----- RECORD SET -----

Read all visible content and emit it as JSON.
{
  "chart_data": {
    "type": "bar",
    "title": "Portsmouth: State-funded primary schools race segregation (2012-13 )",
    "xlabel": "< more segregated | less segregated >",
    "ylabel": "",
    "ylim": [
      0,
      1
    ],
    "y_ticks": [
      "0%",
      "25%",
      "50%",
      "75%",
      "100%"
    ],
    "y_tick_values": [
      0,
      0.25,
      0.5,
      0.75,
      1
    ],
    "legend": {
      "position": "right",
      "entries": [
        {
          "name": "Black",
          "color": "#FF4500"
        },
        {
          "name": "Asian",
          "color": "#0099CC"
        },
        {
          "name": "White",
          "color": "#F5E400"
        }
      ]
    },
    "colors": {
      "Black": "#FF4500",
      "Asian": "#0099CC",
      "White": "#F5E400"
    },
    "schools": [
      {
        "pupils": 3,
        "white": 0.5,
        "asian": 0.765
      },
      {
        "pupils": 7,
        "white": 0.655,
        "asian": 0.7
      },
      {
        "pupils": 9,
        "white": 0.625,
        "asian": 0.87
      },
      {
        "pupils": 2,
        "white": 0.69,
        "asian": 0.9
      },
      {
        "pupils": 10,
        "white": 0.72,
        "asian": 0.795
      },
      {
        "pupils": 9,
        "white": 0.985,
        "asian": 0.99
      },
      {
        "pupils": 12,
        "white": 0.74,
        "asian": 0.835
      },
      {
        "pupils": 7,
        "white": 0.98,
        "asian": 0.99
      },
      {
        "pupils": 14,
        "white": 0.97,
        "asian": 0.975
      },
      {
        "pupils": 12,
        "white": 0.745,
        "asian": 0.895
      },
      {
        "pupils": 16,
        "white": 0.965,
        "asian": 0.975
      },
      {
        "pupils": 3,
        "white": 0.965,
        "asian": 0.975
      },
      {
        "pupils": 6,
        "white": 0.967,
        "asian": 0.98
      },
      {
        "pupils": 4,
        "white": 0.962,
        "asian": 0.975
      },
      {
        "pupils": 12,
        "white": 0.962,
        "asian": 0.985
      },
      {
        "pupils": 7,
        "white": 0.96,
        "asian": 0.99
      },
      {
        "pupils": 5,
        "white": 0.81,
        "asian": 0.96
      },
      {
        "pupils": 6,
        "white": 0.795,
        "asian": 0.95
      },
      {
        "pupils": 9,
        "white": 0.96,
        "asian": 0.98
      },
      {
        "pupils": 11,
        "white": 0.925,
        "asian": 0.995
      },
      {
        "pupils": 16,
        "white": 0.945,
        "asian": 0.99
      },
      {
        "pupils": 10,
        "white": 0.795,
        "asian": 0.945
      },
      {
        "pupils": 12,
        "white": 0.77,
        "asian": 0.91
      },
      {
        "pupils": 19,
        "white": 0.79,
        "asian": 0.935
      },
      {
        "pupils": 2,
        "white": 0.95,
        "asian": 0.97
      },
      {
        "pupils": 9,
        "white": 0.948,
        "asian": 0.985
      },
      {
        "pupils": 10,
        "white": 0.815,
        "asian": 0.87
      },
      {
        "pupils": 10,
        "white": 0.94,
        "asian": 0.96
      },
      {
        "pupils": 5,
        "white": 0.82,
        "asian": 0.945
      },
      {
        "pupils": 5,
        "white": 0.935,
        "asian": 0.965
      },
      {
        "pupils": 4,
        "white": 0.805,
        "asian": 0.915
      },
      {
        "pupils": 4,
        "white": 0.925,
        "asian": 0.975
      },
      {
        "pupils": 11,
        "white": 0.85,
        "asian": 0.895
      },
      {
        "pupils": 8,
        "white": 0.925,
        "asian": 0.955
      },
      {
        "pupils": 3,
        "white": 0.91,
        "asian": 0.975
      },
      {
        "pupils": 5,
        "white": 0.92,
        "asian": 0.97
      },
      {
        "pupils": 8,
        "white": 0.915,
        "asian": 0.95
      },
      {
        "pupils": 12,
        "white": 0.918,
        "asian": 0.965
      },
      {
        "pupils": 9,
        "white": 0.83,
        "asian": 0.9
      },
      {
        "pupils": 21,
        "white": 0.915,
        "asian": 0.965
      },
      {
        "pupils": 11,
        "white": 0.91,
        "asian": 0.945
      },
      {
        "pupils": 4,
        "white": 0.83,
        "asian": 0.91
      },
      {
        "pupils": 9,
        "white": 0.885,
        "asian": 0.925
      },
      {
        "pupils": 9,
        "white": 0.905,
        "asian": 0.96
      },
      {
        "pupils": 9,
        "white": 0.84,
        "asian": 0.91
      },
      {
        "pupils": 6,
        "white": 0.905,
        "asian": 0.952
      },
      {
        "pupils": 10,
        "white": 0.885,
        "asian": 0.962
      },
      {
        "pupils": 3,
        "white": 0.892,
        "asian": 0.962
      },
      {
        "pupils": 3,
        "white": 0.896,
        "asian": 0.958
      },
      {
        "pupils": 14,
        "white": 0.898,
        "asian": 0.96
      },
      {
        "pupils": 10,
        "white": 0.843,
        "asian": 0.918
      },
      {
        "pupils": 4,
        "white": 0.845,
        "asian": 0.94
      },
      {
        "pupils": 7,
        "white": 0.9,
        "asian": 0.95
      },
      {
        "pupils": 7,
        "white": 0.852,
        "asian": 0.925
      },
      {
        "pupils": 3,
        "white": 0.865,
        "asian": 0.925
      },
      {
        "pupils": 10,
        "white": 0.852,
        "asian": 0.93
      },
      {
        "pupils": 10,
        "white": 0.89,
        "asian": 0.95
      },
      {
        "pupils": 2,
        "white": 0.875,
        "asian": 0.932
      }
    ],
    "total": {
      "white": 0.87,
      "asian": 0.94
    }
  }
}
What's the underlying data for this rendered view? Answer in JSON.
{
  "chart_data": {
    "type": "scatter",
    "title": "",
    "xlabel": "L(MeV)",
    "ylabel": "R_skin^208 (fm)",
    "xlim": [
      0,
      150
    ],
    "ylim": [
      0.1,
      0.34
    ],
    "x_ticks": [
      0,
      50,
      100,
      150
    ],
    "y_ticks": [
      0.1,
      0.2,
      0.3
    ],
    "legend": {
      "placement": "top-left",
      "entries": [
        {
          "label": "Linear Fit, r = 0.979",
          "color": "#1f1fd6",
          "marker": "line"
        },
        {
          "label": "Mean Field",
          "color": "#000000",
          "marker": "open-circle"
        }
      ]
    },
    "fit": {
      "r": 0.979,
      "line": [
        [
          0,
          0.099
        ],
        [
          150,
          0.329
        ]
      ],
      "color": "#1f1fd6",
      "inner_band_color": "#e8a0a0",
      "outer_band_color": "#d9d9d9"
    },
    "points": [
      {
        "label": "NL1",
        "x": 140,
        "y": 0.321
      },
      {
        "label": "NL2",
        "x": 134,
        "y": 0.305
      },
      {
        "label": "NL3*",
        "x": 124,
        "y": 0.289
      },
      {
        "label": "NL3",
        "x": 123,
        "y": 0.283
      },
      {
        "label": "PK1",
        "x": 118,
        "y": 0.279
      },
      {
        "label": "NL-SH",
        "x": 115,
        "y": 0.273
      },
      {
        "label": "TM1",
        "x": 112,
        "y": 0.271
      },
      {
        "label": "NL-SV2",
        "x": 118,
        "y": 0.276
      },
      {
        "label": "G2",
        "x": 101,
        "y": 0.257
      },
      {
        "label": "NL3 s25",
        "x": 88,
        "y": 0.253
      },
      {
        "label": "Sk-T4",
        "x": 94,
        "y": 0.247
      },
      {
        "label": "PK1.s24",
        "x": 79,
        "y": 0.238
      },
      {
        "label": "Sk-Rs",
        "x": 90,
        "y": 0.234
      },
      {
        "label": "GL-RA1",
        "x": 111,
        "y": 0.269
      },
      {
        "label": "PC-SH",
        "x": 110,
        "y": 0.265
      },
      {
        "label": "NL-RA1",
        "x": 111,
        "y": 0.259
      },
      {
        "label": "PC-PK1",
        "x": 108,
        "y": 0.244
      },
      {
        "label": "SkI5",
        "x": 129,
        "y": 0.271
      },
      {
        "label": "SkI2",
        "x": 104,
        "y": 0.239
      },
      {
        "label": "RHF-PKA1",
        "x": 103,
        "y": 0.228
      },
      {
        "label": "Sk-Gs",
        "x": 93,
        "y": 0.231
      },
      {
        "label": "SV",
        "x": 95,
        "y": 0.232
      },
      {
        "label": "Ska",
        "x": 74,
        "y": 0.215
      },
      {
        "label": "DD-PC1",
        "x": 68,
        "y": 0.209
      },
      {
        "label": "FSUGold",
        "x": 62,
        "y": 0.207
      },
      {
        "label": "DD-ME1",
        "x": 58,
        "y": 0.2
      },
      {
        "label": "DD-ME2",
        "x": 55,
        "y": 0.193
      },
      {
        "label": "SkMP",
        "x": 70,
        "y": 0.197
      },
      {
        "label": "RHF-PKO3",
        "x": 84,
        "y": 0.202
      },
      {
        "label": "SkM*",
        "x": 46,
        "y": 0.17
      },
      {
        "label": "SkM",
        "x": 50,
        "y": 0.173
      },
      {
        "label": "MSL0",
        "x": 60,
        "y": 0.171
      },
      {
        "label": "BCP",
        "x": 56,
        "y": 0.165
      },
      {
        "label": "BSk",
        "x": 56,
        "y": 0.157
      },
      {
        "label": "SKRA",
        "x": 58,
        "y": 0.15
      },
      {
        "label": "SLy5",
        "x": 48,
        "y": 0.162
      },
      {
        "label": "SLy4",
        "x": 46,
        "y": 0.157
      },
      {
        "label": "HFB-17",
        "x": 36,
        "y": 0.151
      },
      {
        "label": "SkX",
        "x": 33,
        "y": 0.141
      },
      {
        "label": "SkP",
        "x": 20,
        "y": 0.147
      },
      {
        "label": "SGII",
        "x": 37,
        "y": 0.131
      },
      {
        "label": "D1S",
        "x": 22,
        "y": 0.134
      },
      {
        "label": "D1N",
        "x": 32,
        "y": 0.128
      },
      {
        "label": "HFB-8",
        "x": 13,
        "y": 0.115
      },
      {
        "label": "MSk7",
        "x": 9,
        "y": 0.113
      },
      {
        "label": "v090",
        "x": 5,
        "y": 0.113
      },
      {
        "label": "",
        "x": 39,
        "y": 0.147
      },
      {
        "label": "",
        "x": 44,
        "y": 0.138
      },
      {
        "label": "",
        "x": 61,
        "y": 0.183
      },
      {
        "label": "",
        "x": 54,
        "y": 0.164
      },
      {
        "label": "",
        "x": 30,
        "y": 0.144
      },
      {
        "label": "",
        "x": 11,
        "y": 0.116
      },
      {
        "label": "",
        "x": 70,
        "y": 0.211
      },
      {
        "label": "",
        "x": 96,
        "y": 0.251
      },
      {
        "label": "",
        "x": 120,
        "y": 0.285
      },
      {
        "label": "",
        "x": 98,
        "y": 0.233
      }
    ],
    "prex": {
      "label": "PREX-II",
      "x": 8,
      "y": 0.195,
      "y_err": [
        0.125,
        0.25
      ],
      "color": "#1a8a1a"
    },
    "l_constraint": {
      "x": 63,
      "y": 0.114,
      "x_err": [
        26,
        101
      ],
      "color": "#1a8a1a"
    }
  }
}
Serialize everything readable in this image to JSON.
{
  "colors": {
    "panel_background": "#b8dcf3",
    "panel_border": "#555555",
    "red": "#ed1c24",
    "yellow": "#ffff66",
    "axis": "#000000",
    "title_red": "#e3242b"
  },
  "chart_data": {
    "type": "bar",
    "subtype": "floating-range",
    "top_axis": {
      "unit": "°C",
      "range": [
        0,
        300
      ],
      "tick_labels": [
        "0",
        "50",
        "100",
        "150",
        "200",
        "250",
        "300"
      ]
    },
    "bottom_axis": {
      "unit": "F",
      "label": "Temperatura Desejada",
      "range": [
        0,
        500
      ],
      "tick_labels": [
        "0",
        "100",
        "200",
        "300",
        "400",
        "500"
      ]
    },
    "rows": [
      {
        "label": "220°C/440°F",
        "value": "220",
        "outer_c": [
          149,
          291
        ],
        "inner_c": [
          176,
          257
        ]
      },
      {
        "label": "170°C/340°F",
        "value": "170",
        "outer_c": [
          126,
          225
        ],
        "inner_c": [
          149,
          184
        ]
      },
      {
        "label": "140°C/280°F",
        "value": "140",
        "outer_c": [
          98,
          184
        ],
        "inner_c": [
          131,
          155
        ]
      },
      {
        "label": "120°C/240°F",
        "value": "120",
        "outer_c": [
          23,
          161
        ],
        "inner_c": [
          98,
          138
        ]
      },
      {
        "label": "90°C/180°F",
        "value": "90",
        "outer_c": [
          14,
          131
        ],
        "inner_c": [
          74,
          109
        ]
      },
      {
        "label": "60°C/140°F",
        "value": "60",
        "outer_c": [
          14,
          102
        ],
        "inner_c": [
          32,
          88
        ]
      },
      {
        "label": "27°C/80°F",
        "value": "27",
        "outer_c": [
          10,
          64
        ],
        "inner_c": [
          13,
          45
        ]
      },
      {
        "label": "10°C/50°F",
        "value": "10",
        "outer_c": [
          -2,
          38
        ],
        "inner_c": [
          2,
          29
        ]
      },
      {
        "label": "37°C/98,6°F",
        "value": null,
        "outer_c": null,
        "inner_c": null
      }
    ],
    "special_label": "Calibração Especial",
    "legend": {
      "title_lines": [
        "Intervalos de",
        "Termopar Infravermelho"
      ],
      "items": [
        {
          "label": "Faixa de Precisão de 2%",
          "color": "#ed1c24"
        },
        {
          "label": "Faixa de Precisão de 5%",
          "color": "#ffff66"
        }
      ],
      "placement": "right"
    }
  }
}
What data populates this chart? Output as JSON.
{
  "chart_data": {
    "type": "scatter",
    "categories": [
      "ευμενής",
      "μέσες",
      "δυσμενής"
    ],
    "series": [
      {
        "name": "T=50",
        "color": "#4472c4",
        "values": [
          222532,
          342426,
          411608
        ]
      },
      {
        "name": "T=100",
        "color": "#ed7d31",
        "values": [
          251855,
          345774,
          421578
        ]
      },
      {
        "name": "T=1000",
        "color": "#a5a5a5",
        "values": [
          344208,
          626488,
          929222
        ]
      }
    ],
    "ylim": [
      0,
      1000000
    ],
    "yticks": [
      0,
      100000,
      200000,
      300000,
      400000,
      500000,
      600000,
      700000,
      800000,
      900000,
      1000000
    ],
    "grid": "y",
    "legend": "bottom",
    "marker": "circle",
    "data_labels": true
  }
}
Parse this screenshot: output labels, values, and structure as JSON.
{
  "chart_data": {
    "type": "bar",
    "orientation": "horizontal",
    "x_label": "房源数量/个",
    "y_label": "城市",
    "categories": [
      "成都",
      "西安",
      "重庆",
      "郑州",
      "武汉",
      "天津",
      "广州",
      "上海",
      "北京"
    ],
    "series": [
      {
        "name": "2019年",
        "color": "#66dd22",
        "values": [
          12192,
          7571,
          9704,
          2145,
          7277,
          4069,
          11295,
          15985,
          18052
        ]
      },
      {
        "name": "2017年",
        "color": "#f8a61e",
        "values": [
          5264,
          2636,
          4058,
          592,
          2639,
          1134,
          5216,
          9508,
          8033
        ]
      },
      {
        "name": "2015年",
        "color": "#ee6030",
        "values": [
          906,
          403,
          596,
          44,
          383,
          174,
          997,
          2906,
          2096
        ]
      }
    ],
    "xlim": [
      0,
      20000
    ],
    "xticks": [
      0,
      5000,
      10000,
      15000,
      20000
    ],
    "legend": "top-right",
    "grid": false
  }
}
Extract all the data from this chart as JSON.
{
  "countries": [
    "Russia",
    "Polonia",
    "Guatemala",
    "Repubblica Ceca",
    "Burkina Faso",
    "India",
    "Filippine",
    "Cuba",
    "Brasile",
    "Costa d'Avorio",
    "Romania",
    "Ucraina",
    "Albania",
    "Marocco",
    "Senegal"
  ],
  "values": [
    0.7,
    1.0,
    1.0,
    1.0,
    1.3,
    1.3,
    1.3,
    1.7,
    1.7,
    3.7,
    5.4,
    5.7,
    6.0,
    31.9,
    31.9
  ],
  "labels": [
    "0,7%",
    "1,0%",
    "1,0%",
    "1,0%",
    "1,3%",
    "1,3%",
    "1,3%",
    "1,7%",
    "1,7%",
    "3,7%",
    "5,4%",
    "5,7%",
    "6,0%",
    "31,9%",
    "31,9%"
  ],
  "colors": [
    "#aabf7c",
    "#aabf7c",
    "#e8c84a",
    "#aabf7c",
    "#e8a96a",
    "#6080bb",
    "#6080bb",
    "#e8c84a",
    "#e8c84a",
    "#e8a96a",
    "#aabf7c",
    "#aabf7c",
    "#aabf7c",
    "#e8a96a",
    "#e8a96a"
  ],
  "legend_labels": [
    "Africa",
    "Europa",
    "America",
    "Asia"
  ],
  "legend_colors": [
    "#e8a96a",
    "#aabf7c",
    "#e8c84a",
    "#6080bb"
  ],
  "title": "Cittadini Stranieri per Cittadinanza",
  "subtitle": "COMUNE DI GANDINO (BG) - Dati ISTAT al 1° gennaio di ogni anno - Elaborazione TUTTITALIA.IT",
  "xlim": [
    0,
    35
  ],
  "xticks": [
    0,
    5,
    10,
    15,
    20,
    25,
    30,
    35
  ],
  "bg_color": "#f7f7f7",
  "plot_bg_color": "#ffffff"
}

-----

[WHAT THIS TASK INVOLVES] Collect each line of the entries that has the word "right", copying it in full.

[EXERCISE SOLUTION]
      "position": "right",
      "placement": "right"
    "legend": "top-right",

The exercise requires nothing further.